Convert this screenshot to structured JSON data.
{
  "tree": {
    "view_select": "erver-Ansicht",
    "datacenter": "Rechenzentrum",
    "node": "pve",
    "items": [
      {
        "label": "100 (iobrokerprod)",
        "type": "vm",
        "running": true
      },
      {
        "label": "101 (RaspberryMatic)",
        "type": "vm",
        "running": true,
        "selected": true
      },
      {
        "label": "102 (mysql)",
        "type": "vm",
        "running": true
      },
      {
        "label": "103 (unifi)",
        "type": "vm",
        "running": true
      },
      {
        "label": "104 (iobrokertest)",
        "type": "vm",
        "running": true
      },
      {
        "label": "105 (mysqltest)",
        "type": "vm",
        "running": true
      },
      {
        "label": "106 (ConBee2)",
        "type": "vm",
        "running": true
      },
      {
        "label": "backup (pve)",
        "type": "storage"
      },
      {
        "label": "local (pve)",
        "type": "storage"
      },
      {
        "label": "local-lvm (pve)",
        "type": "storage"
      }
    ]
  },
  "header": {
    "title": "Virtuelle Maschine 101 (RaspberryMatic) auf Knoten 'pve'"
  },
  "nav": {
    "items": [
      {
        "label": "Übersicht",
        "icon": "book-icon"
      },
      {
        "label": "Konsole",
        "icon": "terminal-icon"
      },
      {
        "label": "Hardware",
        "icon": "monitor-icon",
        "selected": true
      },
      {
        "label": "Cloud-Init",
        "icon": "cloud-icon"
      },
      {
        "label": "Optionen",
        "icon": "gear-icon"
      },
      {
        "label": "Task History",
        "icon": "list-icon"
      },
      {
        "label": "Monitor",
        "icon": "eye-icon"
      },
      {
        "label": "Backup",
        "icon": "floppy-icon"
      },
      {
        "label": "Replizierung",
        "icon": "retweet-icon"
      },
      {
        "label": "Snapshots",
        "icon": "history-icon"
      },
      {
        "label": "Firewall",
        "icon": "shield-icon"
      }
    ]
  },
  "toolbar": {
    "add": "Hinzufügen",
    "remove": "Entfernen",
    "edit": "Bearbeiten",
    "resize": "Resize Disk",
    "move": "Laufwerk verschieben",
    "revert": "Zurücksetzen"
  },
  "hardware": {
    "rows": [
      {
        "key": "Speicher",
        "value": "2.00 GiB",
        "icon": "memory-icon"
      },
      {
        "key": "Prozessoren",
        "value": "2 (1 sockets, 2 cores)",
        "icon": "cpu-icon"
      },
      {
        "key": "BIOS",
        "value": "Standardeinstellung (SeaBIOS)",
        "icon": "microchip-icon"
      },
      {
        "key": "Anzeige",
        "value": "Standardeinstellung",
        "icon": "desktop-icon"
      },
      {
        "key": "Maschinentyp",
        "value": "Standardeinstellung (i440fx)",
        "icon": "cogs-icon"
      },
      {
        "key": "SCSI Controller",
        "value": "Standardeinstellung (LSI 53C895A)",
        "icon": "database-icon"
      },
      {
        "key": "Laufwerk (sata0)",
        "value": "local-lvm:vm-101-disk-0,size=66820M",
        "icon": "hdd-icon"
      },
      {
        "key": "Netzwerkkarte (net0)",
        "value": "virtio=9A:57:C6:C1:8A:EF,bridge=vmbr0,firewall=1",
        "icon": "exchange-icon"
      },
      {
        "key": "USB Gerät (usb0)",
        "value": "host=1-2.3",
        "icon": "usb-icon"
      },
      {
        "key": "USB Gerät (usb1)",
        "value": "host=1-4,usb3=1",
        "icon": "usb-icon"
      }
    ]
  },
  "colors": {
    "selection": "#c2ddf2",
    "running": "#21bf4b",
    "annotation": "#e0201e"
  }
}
++++++
§ **Your objective**
Copy, from the material, each line that holds the string "local".

§ **Solution to the exercise**
        "label": "local (pve)",
        "label": "local-lvm (pve)",
        "value": "local-lvm:vm-101-disk-0,size=66820M",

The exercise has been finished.